> **DESCRIPTION OF THE TASK**
Scan the records for "median" and copy each line that contains it.

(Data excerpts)

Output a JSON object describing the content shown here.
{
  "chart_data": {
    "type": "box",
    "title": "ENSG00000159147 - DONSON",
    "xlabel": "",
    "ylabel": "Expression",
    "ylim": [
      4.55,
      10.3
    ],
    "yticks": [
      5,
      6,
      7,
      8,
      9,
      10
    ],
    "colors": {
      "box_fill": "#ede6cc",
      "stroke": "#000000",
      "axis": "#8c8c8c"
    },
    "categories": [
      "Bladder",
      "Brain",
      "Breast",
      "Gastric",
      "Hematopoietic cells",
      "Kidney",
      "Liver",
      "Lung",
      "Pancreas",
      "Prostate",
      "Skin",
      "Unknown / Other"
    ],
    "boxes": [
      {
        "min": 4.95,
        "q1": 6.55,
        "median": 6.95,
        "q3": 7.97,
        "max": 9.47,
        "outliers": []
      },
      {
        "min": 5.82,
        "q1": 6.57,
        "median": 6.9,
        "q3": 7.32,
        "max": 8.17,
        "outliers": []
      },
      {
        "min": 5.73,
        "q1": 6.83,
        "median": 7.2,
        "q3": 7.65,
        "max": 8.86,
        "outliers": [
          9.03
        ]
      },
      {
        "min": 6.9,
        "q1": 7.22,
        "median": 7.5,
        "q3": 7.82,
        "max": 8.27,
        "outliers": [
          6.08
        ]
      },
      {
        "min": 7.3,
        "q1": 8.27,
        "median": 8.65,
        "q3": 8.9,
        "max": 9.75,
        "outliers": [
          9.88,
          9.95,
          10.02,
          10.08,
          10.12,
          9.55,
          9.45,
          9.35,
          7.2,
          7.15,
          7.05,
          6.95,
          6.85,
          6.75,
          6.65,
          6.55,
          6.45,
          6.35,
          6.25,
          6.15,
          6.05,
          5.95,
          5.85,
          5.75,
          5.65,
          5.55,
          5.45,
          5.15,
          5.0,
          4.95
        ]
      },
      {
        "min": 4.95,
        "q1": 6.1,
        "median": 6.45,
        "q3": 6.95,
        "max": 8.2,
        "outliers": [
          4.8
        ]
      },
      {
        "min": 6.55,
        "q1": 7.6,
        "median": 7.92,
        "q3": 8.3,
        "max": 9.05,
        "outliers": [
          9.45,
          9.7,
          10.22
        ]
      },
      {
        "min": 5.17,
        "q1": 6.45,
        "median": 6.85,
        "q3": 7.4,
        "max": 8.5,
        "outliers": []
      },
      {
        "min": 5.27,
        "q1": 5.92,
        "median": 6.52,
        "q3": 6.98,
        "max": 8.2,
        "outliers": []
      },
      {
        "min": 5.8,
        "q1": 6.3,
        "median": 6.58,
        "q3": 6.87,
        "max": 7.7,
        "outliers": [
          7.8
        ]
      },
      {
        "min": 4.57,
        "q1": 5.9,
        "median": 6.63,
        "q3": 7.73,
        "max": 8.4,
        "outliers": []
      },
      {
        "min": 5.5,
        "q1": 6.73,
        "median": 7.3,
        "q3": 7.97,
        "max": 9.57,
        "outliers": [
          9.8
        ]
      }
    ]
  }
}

> **ANSWER TO THIS TASK**
        "median": 6.95,
        "median": 6.9,
        "median": 7.2,
        "median": 7.5,
        "median": 8.65,
        "median": 6.45,
        "median": 7.92,
        "median": 6.85,
        "median": 6.52,
        "median": 6.58,
        "median": 6.63,
        "median": 7.3,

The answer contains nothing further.